> **TASK TO CARRY OUT**
In the listing below, locate the lines that hold the string "ґрунтах". Copy those lines.

> **SUPPLIED RECORDS**

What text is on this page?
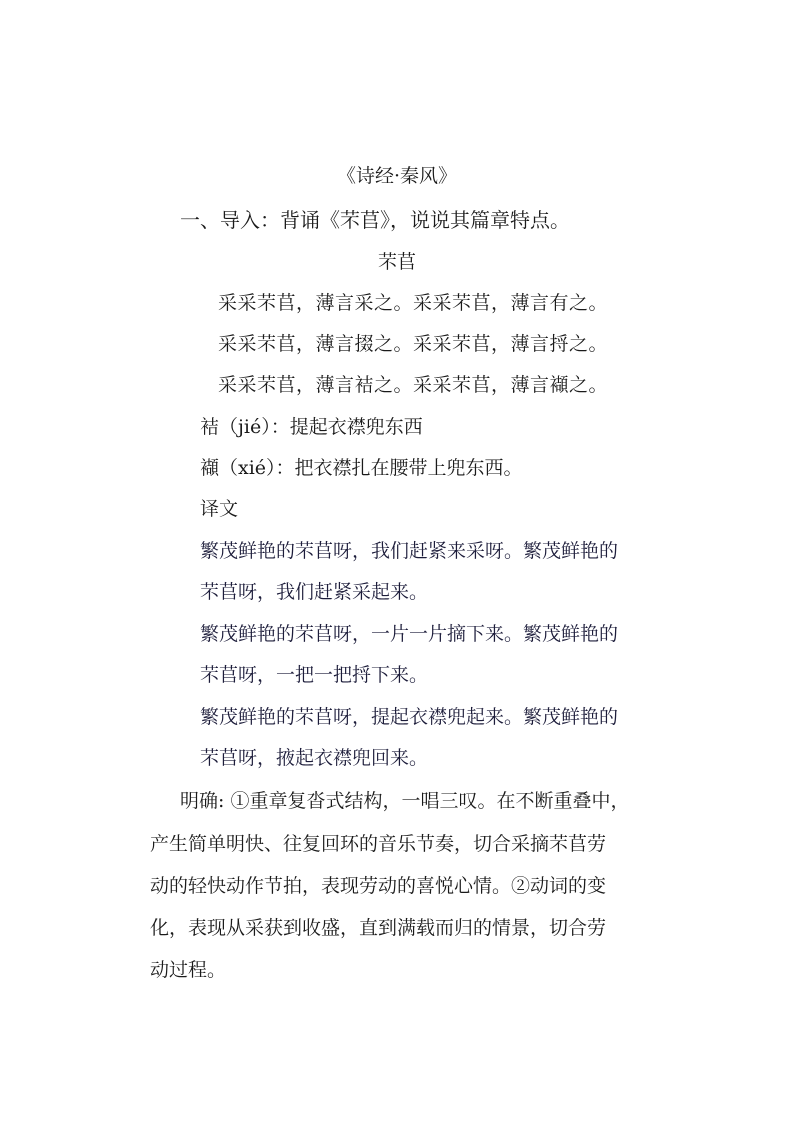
《诗经·秦风》
一、导入：背诵《芣苢》，说说其篇章特点。
芣苢
采采芣苢，薄言采之。采采芣苢，薄言有之。
采采芣苢，薄言掇之。采采芣苢，薄言捋之。
采采芣苢，薄言袺之。采采芣苢，薄言襭之。
袺（jié）：提起衣襟兜东西
襭（xié）：把衣襟扎在腰带上兜东西。
译文
繁茂鲜艳的芣苢呀，我们赶紧来采呀。繁茂鲜艳的
芣苢呀，我们赶紧采起来。
繁茂鲜艳的芣苢呀，一片一片摘下来。繁茂鲜艳的
芣苢呀，一把一把捋下来。
繁茂鲜艳的芣苢呀，提起衣襟兜起来。繁茂鲜艳的
芣苢呀，掖起衣襟兜回来。
明确: ①重章复沓式结构，一唱三叹。在不断重叠中，
产生简单明快、往复回环的音乐节奏，切合采摘芣苢劳
动的轻快动作节拍，表现劳动的喜悦心情。②动词的变
化，表现从采获到收盛，直到满载而归的情景，切合劳
动过程。
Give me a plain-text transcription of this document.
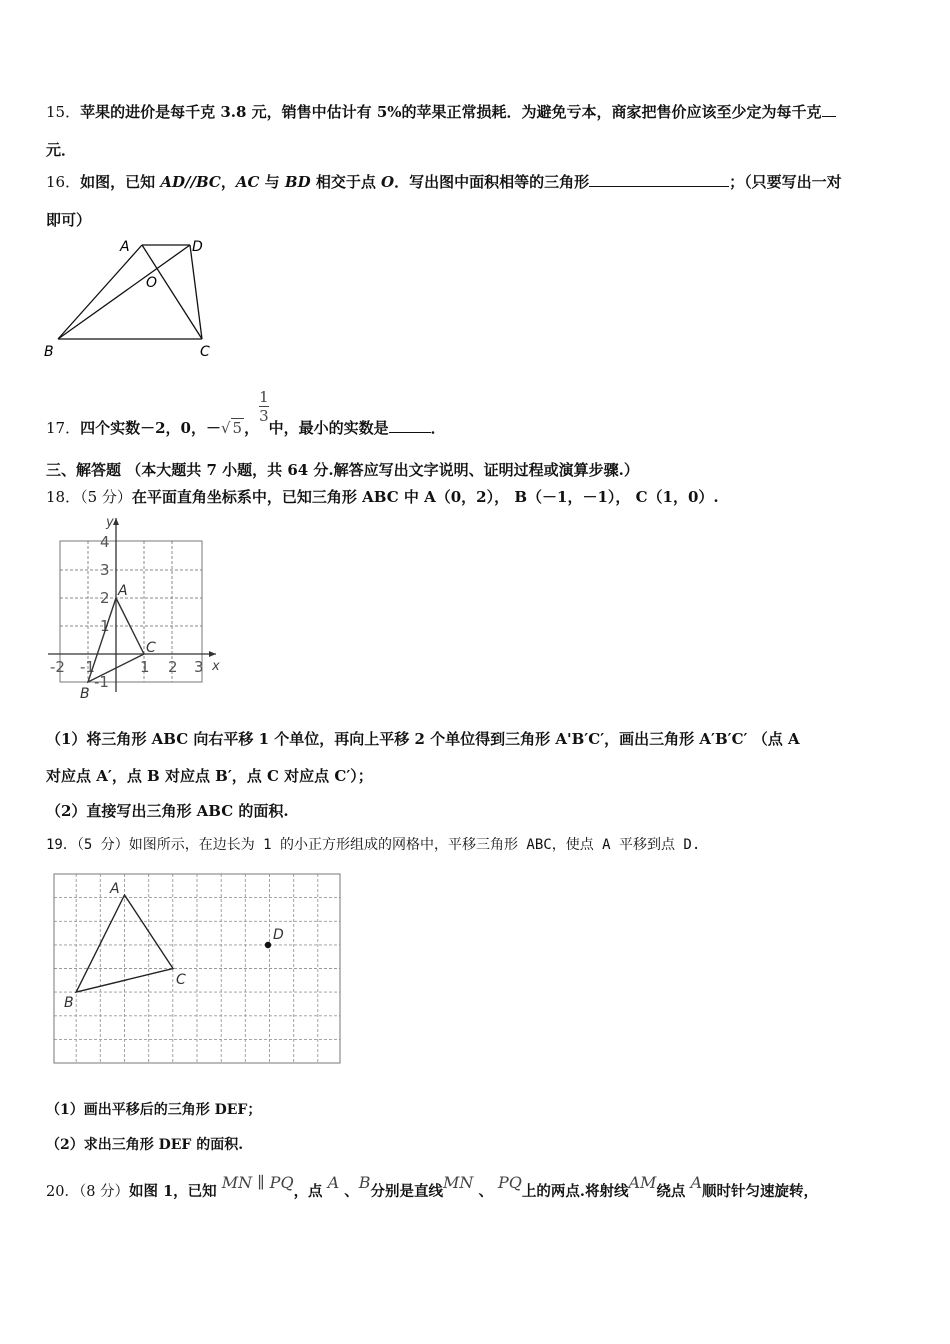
15．苹果的进价是每千克 3.8 元，销售中估计有 5%的苹果正常损耗．为避免亏本，商家把售价应该至少定为每千克
元．
16．如图，已知 AD//BC，AC 与 BD 相交于点 O．写出图中面积相等的三角形	；（只要写出一对
即可）
A	D
O
B	C
17．四个实数－2，0，－√ 5 ，
$\frac{1}{3}$
中，最小的实数是	．
三、解答题 （本大题共 7 小题，共 64 分.解答应写出文字说明、证明过程或演算步骤.）
18．（5 分）在平面直角坐标系中，已知三角形 ABC 中 A（0，2）， B（－1，－1）， C（1，0）.
y
x
4
3
2
1
-1
-2 -1	1 2 3
A
B
C
（1）将三角形 ABC 向右平移 1 个单位，再向上平移 2 个单位得到三角形 A'B′C′，画出三角形 A′B′C′ （点 A
对应点 A′，点 B 对应点 B′，点 C 对应点 C′）；
（2）直接写出三角形 ABC 的面积.
19．（5 分）如图所示，在边长为 1 的小正方形组成的网格中，平移三角形 ABC，使点 A 平移到点 D.
A
B
C
D
（1）画出平移后的三角形 DEF；
（2）求出三角形 DEF 的面积.
20．（8 分）如图 1，已知 MN ∥ PQ，点 A 、B分别是直线MN 、 PQ上的两点.将射线AM绕点 A顺时针匀速旋转，
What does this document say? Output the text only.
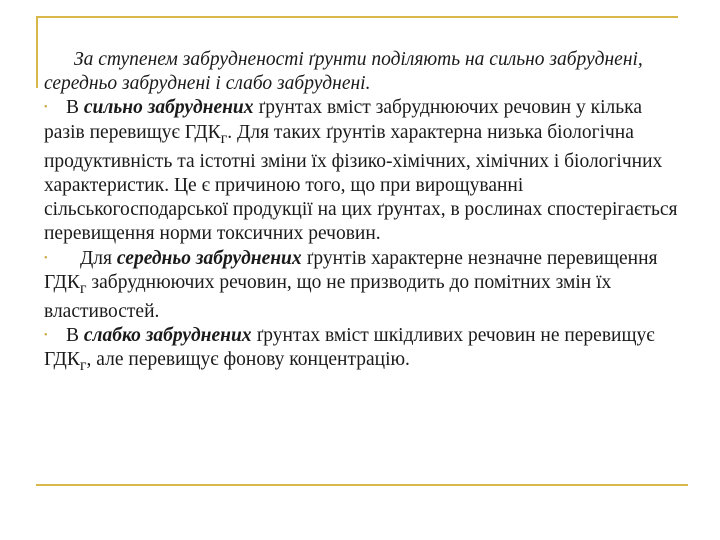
За ступенем забрудненості ґрунти поділяють на сильно забруднені, середньо забруднені і слабо забруднені.

• В сильно забруднених ґрунтах вміст забруднюючих речовин у кілька разів перевищує $ГДК_г$. Для таких ґрунтів характерна низька біологічна продуктивність та істотні зміни їх фізико-хімічних, хімічних і біологічних характеристик. Це є причиною того, що при вирощуванні сільськогосподарської продукції на цих ґрунтах, в рослинах спостерігається перевищення норми токсичних речовин.

• Для середньо забруднених ґрунтів характерне незначне перевищення $ГДК_г$ забруднюючих речовин, що не призводить до помітних змін їх властивостей.

• В слабко забруднених ґрунтах вміст шкідливих речовин не перевищує $ГДК_г$, але перевищує фонову концентрацію.
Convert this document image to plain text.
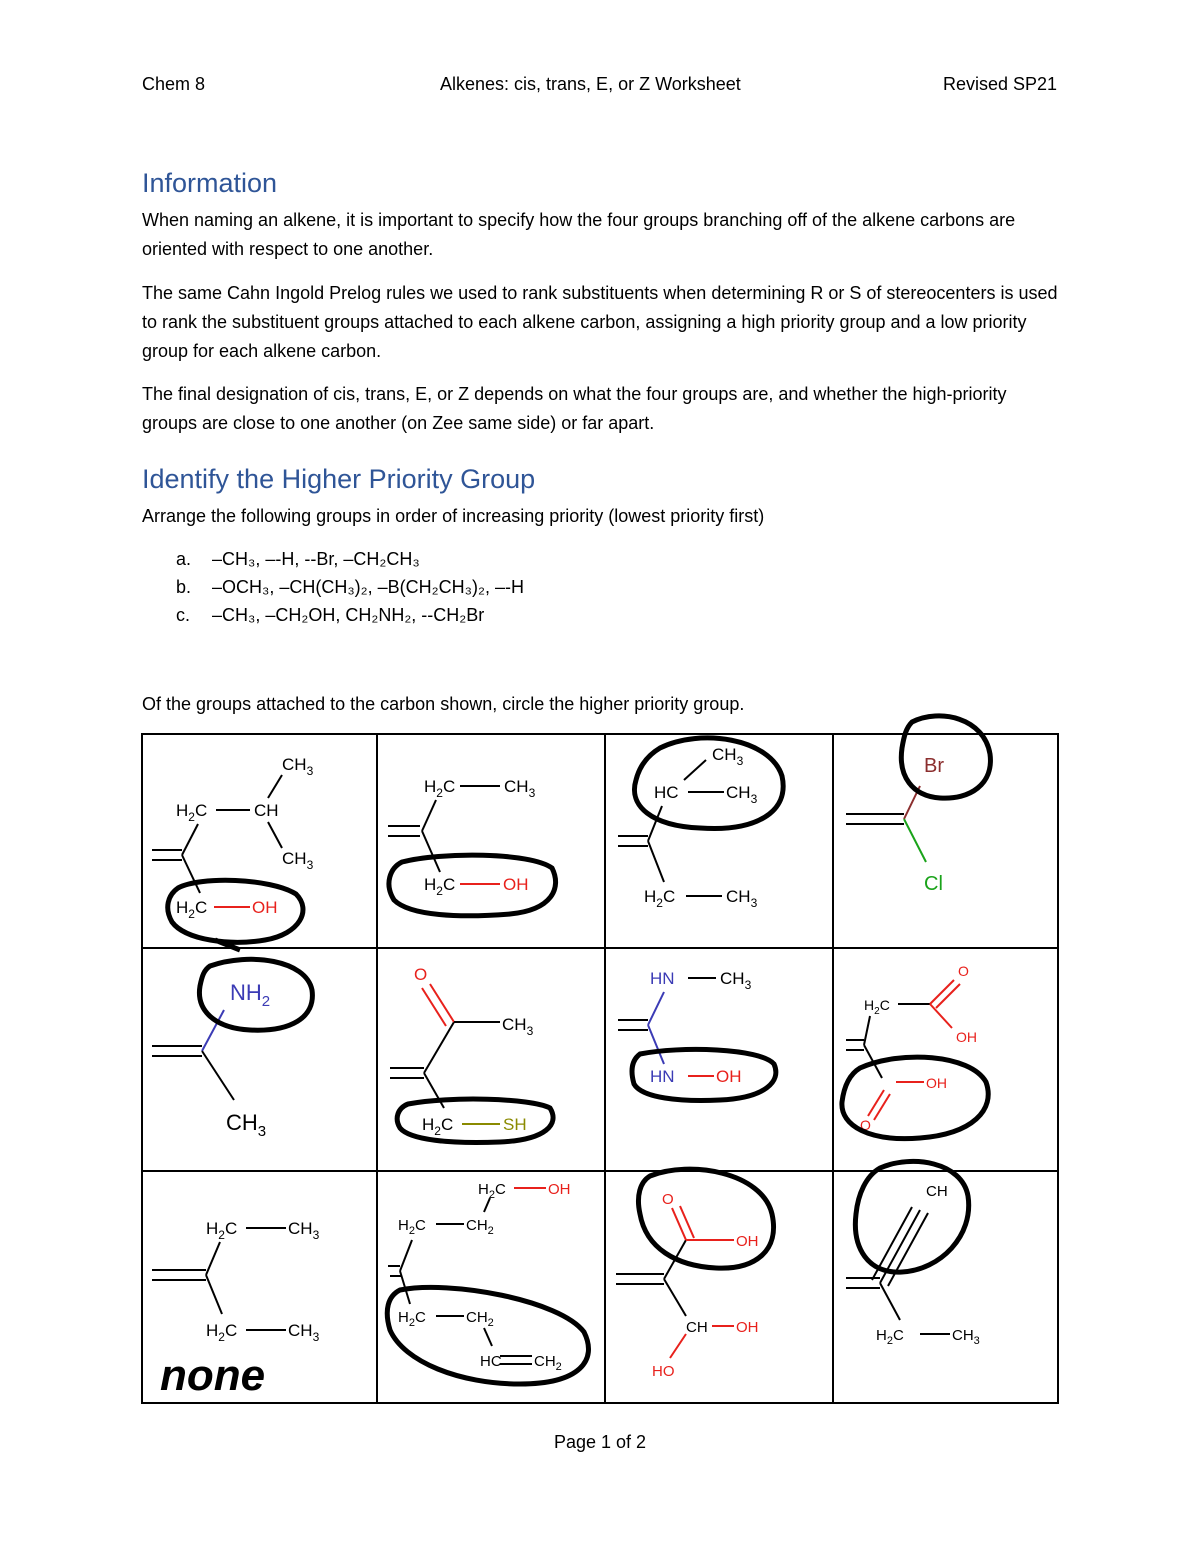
Chem 8	Alkenes: cis, trans, E, or Z Worksheet	Revised SP21
Information
When naming an alkene, it is important to specify how the four groups branching off of the alkene carbons are oriented with respect to one another.
The same Cahn Ingold Prelog rules we used to rank substituents when determining R or S of stereocenters is used to rank the substituent groups attached to each alkene carbon, assigning a high priority group and a low priority group for each alkene carbon.
The final designation of cis, trans, E, or Z depends on what the four groups are, and whether the high-priority groups are close to one another (on Zee same side) or far apart.
Identify the Higher Priority Group
Arrange the following groups in order of increasing priority (lowest priority first)
a. –CH₃, –-H, --Br, –CH₂CH₃
b. –OCH₃, –CH(CH₃)₂, –B(CH₂CH₃)₂, –-H
c. –CH₃, –CH₂OH, CH₂NH₂, --CH₂Br
Of the groups attached to the carbon shown, circle the higher priority group.
$CH_3$
$H_2C$	CH
$CH_3$
$H_2C$	OH
$H_2C$	$CH_3$
$H_2C$	OH
$CH_3$
HC	$CH_3$
$H_2C$	$CH_3$
Br
Cl
$NH_2$
$CH_3$
O
$CH_3$
$H_2C$	SH
HN	$CH_3$
HN OH
O
$H_2C$
OH
OH
O
$H_2C$	$CH_3$
$H_2C$	$CH_3$
none
$H_2C$	OH
$H_2C$	$CH_2$
$H_2C$	$CH_2$
HC $CH_2$
O
OH
CH OH
HO
CH
$H_2C$	$CH_3$
Page 1 of 2
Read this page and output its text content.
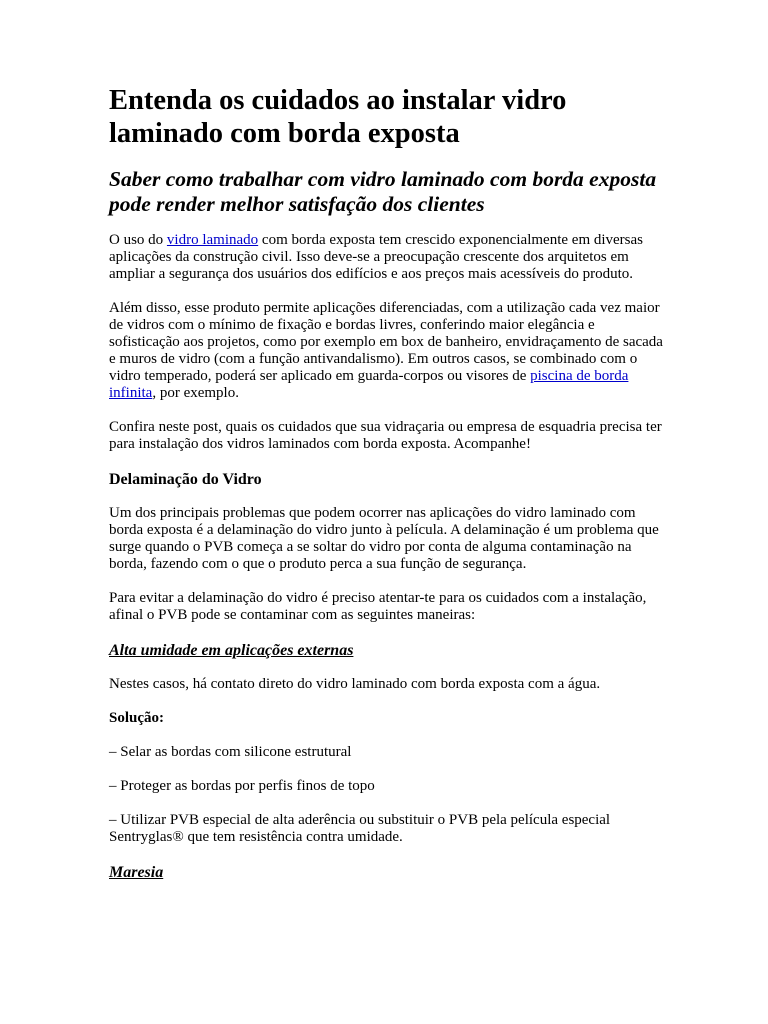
Entenda os cuidados ao instalar vidro laminado com borda exposta
Saber como trabalhar com vidro laminado com borda exposta pode render melhor satisfação dos clientes

O uso do vidro laminado com borda exposta tem crescido exponencialmente em diversas aplicações da construção civil. Isso deve-se a preocupação crescente dos arquitetos em ampliar a segurança dos usuários dos edifícios e aos preços mais acessíveis do produto.

Além disso, esse produto permite aplicações diferenciadas, com a utilização cada vez maior de vidros com o mínimo de fixação e bordas livres, conferindo maior elegância e sofisticação aos projetos, como por exemplo em box de banheiro, envidraçamento de sacada e muros de vidro (com a função antivandalismo). Em outros casos, se combinado com o vidro temperado, poderá ser aplicado em guarda-corpos ou visores de piscina de borda infinita, por exemplo.

Confira neste post, quais os cuidados que sua vidraçaria ou empresa de esquadria precisa ter para instalação dos vidros laminados com borda exposta. Acompanhe!

Delaminação do Vidro

Um dos principais problemas que podem ocorrer nas aplicações do vidro laminado com borda exposta é a delaminação do vidro junto à película. A delaminação é um problema que surge quando o PVB começa a se soltar do vidro por conta de alguma contaminação na borda, fazendo com o que o produto perca a sua função de segurança.

Para evitar a delaminação do vidro é preciso atentar-te para os cuidados com a instalação, afinal o PVB pode se contaminar com as seguintes maneiras:

Alta umidade em aplicações externas

Nestes casos, há contato direto do vidro laminado com borda exposta com a água.

Solução:

– Selar as bordas com silicone estrutural

– Proteger as bordas por perfis finos de topo

– Utilizar PVB especial de alta aderência ou substituir o PVB pela película especial Sentryglas® que tem resistência contra umidade.

Maresia
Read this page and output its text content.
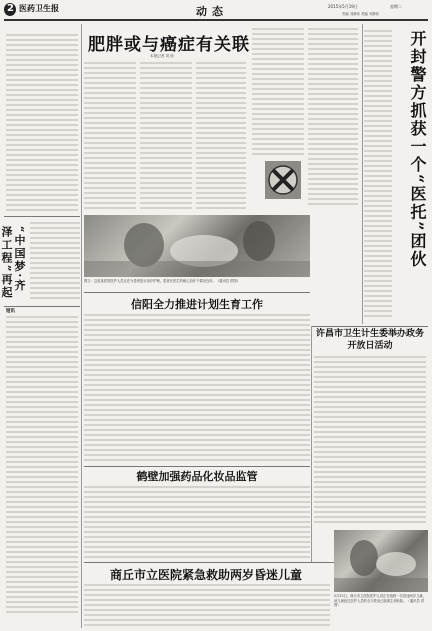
2 医药卫生报	动态	2015年5月19日	星期二
责编 刘静伟 美编 刘静伟
肥胖或与癌症有关联
本报记者 刘 欣
图文：这是某医院医护人员正在为患者进行治疗护理，患者在医生的耐心治疗下情况良好。（通讯员 供图）
“中国梦·齐泽工程”再起
短讯
开封警方抓获一个“医托”团伙
许昌市卫生计生委举办政务开放日活动
信阳全力推进计划生育工作
鹤壁加强药品化妆品监管
商丘市立医院紧急救助两岁昏迷儿童
5月15日，商丘市立医院医护人员正在抢救一名昏迷两岁儿童，该儿童经过医护人员的全力救治已脱离生命危险。（通讯员 供图）
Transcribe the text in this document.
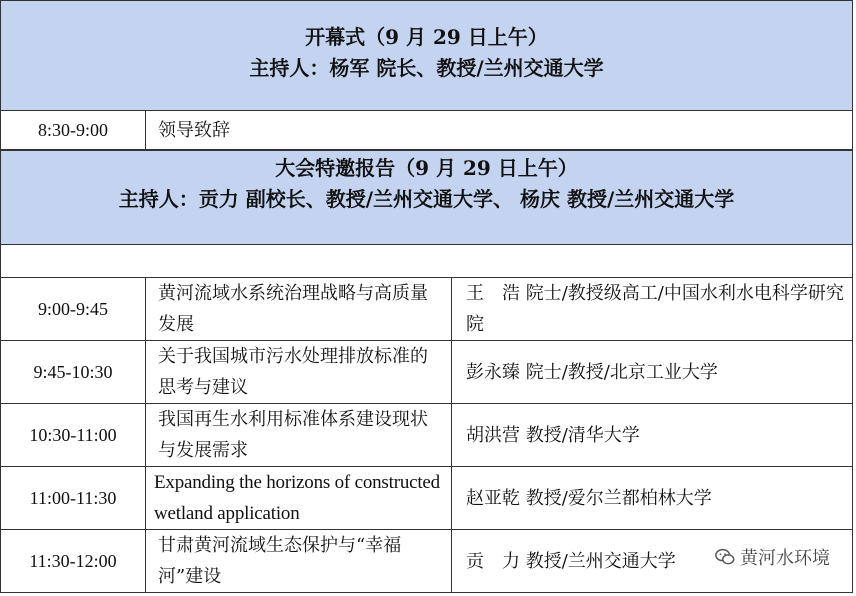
开幕式（9 月 29 日上午）
主持人：杨军 院长、教授/兰州交通大学
8:30-9:00	领导致辞
大会特邀报告（9 月 29 日上午）
主持人：贡力 副校长、教授/兰州交通大学、 杨庆 教授/兰州交通大学
9:00-9:45
黄河流域水系统治理战略与高质量发展
王　浩 院士/教授级高工/中国水利水电科学研究院
9:45-10:30
关于我国城市污水处理排放标准的思考与建议
彭永臻 院士/教授/北京工业大学
10:30-11:00
我国再生水利用标准体系建设现状与发展需求
胡洪营 教授/清华大学
11:00-11:30
Expanding the horizons of constructed wetland application
赵亚乾 教授/爱尔兰都柏林大学
11:30-12:00
甘肃黄河流域生态保护与“幸福河”建设
贡　力 教授/兰州交通大学	黄河水环境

> **WORKED ANSWER**
• В сильно забруднених ґрунтах вміст забруднюючих речовин у кілька разів перевищує $ГДК_г$. Для таких ґрунтів характерна низька біологічна продуктивність та істотні зміни їх фізико-хімічних, хімічних і біологічних характеристик. Це є причиною того, що при вирощуванні сільськогосподарської продукції на цих ґрунтах, в рослинах спостерігається перевищення норми токсичних речовин.
• В слабко забруднених ґрунтах вміст шкідливих речовин не перевищує $ГДК_г$, але перевищує фонову концентрацію.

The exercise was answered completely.